>> Begin

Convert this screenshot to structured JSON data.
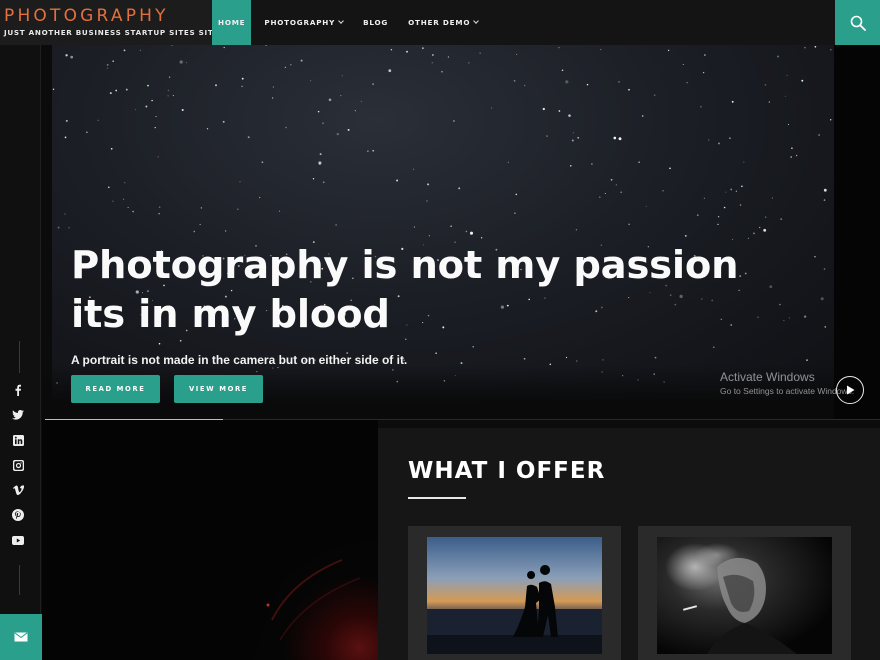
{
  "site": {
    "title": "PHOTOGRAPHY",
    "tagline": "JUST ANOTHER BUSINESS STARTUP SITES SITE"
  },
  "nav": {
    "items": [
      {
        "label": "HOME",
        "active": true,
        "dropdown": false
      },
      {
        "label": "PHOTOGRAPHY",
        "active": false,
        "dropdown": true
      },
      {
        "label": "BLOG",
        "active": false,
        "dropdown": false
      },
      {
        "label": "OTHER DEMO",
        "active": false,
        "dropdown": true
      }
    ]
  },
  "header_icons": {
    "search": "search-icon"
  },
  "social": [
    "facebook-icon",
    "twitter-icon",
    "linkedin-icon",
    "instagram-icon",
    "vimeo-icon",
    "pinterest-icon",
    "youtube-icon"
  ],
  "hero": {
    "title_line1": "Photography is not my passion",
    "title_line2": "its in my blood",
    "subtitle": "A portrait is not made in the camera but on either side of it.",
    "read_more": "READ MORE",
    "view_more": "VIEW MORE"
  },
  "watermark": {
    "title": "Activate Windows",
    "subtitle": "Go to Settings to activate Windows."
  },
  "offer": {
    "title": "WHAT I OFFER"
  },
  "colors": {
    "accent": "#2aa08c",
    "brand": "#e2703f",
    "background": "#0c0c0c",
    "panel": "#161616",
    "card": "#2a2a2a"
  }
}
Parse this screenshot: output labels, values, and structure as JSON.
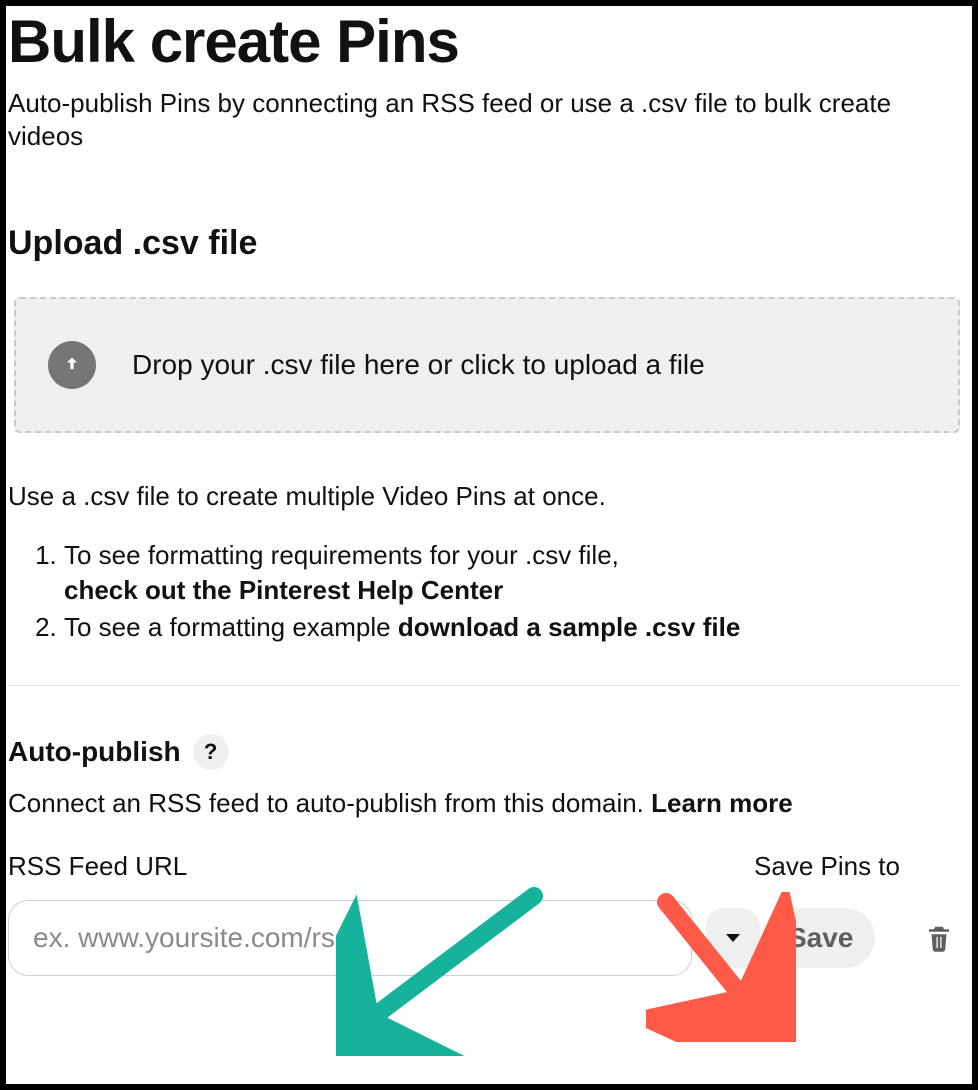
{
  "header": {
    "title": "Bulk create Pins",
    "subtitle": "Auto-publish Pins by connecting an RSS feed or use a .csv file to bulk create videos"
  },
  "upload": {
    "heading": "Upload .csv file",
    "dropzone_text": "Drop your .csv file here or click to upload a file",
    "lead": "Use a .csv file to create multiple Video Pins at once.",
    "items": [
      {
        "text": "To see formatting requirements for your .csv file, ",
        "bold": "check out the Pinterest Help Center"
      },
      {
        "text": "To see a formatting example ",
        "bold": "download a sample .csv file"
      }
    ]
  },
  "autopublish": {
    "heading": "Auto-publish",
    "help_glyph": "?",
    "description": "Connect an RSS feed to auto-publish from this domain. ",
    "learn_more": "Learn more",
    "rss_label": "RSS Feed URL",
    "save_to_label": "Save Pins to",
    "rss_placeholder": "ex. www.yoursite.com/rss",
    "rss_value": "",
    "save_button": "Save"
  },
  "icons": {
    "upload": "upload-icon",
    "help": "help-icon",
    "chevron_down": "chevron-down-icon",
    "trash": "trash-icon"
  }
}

>> End
>> Begin

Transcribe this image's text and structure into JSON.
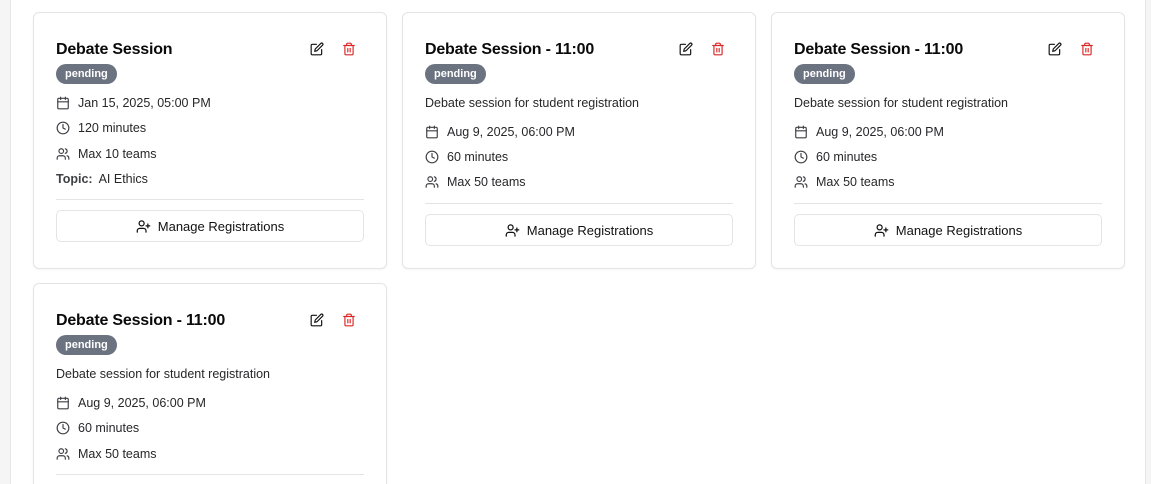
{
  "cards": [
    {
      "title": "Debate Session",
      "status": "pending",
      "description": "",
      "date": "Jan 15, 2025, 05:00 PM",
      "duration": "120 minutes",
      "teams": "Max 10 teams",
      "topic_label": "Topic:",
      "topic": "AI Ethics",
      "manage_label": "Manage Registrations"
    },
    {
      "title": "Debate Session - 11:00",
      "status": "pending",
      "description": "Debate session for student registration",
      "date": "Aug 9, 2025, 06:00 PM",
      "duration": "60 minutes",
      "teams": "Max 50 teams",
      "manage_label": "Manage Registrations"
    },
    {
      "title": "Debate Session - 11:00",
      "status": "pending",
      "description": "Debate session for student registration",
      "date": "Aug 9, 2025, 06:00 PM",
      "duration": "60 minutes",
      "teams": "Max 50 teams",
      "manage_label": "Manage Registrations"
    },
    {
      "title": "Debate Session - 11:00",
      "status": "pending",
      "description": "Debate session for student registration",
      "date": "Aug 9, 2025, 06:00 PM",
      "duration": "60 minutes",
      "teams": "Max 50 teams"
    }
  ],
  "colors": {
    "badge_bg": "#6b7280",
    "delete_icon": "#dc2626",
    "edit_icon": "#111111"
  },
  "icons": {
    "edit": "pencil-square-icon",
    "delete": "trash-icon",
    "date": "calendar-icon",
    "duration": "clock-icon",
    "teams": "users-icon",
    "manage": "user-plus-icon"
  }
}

>> End

**WHAT IS EXPECTED**. Which lines above contain the word "heading"? Copy each of them.

**EXERCISE SOLUTION**.
    "heading": "Upload .csv file",
    "heading": "Auto-publish",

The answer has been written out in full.